— Цель задания —
Почему убежище № 9 саратовского авиазавода не удалось разрушить или переделать в подземный паркинг? Ответьте по фрагменту об этом убежище.

На входе в бомбоубежище пахнет гарью. Лестница, ведущая вниз, завалена обломками бетонных плит. От гермоворот остался металлический косяк, впаянный в бетонную толщу. Остальной металл из убежища № 9 саратовского авиазавода — одного из крупнейших в регионе сооружений гражданской обороны — давно выпилили и сдали в чермет.
Территория над бомбоубежищем
Через шахты грузового лифта вниз проникает достаточно света. Видны кучи битого кирпича. При строительстве новых микрорайонов на месте завода убежище пытались разрушить или переделать в подземный паркинг. Но полутораметровые стены, рассчитанные на прямое попадание бомбы, не поддались.

Центральный коридор плотно исписан граффити, шифрами уличных игр и рекламой интернет-магазинов наркотиков. На полу — битые бутылки, черный пепел свежих костров. Объект давно известен и легко доступен даже для начинающих экстремалов.
Именно здесь 24 февраля 2020 года задержали двух школьников — 15-летнего Игоря Шустова и 14-летнего Евгения М. По версии ФСБ, подростки случайно нашли и хранили в этой заброшке обрез, который намеревались использовать для массового убийства детей. Спецслужба разослала по редакциям видео, в котором задержанные рассказывают, что незадолго до окончания учебного года в одну из майских суббот планировали расстрелять в школе 40 человек из соображений мести.
Следственный комитет возбудил уголовное дело о приготовлении к убийству двух и более лиц, совершенном группой по предварительному сговору. Дальнейших сообщений о расследовании не поступало. В новостях говорили только о ковиде. Город, прокляв «колумбайнеров» в соцсетях, быстро забыл о происшествии.
«Только не давай сдачи!»

— Записи набора данных —

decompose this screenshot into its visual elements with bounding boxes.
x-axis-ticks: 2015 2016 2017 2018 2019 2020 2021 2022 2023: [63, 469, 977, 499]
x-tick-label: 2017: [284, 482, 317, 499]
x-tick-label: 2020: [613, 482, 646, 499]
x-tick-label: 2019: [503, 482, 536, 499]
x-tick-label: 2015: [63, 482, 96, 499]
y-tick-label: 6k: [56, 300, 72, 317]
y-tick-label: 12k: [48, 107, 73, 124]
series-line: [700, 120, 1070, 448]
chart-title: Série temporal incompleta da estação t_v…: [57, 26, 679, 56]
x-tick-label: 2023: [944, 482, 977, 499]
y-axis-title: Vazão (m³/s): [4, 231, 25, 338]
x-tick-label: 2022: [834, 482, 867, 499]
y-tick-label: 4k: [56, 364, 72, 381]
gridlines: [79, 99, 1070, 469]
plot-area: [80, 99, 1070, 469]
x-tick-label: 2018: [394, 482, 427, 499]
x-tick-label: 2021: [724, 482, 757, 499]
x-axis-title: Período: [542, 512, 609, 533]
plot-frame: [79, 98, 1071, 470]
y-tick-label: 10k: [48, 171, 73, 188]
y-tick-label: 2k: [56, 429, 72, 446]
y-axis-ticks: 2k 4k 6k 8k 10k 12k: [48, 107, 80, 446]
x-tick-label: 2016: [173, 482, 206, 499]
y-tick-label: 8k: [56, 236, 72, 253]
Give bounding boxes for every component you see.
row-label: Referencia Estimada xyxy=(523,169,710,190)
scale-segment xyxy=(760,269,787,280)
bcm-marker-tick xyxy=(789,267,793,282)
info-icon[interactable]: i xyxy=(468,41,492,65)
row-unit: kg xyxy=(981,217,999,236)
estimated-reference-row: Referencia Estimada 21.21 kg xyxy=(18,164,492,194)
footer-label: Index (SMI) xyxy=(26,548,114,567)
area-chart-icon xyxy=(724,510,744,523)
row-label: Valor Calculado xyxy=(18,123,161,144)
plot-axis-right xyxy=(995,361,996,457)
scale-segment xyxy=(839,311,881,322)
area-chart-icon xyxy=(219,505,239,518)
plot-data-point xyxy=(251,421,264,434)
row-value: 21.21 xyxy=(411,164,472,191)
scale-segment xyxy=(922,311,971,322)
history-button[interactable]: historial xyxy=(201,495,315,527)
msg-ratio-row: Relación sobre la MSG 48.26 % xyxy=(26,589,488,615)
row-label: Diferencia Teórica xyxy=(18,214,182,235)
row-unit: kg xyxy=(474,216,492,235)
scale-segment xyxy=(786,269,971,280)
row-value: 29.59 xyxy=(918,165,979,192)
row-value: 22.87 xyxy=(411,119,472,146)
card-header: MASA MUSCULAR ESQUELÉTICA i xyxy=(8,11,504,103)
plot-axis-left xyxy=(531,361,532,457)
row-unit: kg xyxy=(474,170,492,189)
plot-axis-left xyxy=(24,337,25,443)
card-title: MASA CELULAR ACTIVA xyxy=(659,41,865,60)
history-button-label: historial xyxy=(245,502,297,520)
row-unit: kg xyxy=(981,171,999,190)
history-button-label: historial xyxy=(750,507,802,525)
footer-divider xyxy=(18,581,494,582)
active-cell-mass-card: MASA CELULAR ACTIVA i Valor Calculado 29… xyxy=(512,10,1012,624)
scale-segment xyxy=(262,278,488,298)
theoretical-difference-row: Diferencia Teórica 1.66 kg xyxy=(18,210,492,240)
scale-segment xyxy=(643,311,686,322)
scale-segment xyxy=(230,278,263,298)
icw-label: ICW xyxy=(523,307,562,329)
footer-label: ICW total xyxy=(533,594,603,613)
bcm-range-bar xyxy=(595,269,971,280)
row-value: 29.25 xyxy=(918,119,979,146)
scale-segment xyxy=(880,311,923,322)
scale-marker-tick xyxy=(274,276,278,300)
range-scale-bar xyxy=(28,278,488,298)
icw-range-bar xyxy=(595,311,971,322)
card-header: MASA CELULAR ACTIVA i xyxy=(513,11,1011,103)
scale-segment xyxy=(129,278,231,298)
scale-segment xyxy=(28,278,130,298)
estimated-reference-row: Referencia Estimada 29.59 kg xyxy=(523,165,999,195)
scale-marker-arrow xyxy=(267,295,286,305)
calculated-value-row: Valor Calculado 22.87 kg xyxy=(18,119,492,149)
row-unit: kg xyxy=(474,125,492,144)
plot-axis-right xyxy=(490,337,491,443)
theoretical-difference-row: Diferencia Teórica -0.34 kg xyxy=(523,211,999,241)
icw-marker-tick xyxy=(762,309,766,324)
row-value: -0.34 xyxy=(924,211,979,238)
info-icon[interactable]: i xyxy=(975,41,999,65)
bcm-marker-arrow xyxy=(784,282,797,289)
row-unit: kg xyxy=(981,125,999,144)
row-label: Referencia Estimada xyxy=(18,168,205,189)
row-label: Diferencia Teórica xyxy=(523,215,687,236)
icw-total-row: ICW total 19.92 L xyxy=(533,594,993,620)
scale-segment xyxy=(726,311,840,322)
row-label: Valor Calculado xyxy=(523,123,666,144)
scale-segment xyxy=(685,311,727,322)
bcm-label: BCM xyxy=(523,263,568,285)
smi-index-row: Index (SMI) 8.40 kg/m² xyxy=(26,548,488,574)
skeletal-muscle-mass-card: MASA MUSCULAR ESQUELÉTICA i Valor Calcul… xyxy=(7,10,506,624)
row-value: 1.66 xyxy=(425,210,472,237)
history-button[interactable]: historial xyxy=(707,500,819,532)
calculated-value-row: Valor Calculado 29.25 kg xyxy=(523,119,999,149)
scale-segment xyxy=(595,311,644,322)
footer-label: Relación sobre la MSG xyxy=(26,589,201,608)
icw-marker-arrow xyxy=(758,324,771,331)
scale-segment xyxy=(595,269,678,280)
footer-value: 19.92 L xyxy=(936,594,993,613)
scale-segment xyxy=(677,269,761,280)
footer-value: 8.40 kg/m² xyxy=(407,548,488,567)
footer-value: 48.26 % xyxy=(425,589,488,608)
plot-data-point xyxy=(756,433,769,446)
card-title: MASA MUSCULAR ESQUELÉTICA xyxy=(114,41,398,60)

— Решение задания —
Его полутораметровые стены были рассчитаны на прямое попадание бомбы и не поддались.